- _Objective_
All records below must be retyped exactly.

[Stored items]

• • • • • • •

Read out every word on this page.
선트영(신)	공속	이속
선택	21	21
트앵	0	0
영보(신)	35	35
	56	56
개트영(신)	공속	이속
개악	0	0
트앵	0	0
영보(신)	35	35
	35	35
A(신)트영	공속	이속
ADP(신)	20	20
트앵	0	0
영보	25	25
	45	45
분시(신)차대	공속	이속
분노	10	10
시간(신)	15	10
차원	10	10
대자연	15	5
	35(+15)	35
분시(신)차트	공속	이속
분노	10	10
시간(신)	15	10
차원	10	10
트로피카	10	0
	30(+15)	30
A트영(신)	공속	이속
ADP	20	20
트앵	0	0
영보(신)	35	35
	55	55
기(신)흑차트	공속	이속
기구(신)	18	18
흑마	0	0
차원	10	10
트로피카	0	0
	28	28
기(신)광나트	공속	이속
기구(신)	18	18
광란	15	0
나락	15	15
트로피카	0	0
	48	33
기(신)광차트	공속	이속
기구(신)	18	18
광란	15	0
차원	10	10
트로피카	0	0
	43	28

• • • • • • •

- _Exercise solution_
Read out every word on this page.
선트영(신)	공속	이속
선택	21	21
트앵	0	0
영보(신)	35	35
	56	56
개트영(신)	공속	이속
개악	0	0
트앵	0	0
영보(신)	35	35
	35	35
A(신)트영	공속	이속
ADP(신)	20	20
트앵	0	0
영보	25	25
	45	45
분시(신)차대	공속	이속
분노	10	10
시간(신)	15	10
차원	10	10
대자연	15	5
	35(+15)	35
분시(신)차트	공속	이속
분노	10	10
시간(신)	15	10
차원	10	10
트로피카	10	0
	30(+15)	30
A트영(신)	공속	이속
ADP	20	20
트앵	0	0
영보(신)	35	35
	55	55
기(신)흑차트	공속	이속
기구(신)	18	18
흑마	0	0
차원	10	10
트로피카	0	0
	28	28
기(신)광나트	공속	이속
기구(신)	18	18
광란	15	0
나락	15	15
트로피카	0	0
	48	33
기(신)광차트	공속	이속
기구(신)	18	18
광란	15	0
차원	10	10
트로피카	0	0
	43	28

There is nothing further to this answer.